SHORT PROBLEM | Copy exactly the last part of the entries, starting from the line with "Enumerate this screenshot's" and including the final line.

——

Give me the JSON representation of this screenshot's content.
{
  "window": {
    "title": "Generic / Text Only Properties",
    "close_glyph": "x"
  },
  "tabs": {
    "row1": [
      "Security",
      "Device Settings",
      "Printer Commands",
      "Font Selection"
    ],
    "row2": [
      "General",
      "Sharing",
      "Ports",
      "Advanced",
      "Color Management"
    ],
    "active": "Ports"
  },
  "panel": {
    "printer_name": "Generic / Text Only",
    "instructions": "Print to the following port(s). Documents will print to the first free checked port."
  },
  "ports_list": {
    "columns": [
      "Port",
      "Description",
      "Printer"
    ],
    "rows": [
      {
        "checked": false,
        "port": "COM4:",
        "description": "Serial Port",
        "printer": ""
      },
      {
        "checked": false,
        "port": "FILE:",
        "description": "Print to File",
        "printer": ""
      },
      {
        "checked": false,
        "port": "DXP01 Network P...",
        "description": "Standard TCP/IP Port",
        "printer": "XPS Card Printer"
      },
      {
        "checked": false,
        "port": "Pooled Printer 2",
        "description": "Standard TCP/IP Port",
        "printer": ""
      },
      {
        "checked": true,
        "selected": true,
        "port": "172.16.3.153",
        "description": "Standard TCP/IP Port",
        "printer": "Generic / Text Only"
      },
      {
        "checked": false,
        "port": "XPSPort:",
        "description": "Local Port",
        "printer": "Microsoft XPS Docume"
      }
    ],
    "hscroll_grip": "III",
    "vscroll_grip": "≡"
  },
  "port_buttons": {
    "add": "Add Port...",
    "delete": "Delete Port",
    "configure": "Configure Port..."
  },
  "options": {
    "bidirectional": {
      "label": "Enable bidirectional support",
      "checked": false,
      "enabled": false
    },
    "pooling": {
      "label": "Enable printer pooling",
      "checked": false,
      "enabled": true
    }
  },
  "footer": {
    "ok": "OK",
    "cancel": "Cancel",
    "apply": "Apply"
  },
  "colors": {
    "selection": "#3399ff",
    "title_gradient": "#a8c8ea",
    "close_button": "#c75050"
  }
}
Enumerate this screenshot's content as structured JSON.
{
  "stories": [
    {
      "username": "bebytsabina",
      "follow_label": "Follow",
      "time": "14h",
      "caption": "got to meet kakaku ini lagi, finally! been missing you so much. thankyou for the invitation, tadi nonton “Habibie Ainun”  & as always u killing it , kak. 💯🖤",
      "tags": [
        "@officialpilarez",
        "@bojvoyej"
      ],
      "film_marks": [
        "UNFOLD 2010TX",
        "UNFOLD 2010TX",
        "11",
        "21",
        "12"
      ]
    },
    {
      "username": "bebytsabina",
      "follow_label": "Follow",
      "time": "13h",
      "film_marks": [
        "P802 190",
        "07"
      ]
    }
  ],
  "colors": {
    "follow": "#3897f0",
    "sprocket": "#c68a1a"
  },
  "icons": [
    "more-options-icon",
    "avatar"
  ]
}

——

CORRECT OUTPUT |
Enumerate this screenshot's content as structured JSON.
{
  "stories": [
    {
      "username": "bebytsabina",
      "follow_label": "Follow",
      "time": "14h",
      "caption": "got to meet kakaku ini lagi, finally! been missing you so much. thankyou for the invitation, tadi nonton “Habibie Ainun”  & as always u killing it , kak. 💯🖤",
      "tags": [
        "@officialpilarez",
        "@bojvoyej"
      ],
      "film_marks": [
        "UNFOLD 2010TX",
        "UNFOLD 2010TX",
        "11",
        "21",
        "12"
      ]
    },
    {
      "username": "bebytsabina",
      "follow_label": "Follow",
      "time": "13h",
      "film_marks": [
        "P802 190",
        "07"
      ]
    }
  ],
  "colors": {
    "follow": "#3897f0",
    "sprocket": "#c68a1a"
  },
  "icons": [
    "more-options-icon",
    "avatar"
  ]
}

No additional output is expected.